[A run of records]
──────────────────────────────
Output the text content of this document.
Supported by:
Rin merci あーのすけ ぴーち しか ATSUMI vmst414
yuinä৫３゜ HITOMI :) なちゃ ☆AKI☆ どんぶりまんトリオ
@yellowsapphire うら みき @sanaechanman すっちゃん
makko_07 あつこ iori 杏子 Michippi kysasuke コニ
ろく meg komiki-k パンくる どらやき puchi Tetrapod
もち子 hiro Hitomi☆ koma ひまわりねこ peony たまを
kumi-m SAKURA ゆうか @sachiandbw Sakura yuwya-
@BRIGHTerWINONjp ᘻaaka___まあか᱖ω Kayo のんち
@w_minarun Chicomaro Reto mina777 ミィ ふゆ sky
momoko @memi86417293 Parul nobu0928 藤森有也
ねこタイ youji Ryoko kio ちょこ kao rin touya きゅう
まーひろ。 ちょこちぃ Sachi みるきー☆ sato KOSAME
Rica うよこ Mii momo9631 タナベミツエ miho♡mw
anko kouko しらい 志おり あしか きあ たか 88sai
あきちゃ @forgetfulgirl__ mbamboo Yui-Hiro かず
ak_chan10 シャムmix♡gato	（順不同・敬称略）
──────────────────────────────
* What is needed
Extract the entries above verbatim.

* Expected answer
Output the text content of this document.
Supported by:
Rin merci あーのすけ ぴーち しか ATSUMI vmst414
yuinä৫３゜ HITOMI :) なちゃ ☆AKI☆ どんぶりまんトリオ
@yellowsapphire うら みき @sanaechanman すっちゃん
makko_07 あつこ iori 杏子 Michippi kysasuke コニ
ろく meg komiki-k パンくる どらやき puchi Tetrapod
もち子 hiro Hitomi☆ koma ひまわりねこ peony たまを
kumi-m SAKURA ゆうか @sachiandbw Sakura yuwya-
@BRIGHTerWINONjp ᘻaaka___まあか᱖ω Kayo のんち
@w_minarun Chicomaro Reto mina777 ミィ ふゆ sky
momoko @memi86417293 Parul nobu0928 藤森有也
ねこタイ youji Ryoko kio ちょこ kao rin touya きゅう
まーひろ。 ちょこちぃ Sachi みるきー☆ sato KOSAME
Rica うよこ Mii momo9631 タナベミツエ miho♡mw
anko kouko しらい 志おり あしか きあ たか 88sai
あきちゃ @forgetfulgirl__ mbamboo Yui-Hiro かず
ak_chan10 シャムmix♡gato	（順不同・敬称略）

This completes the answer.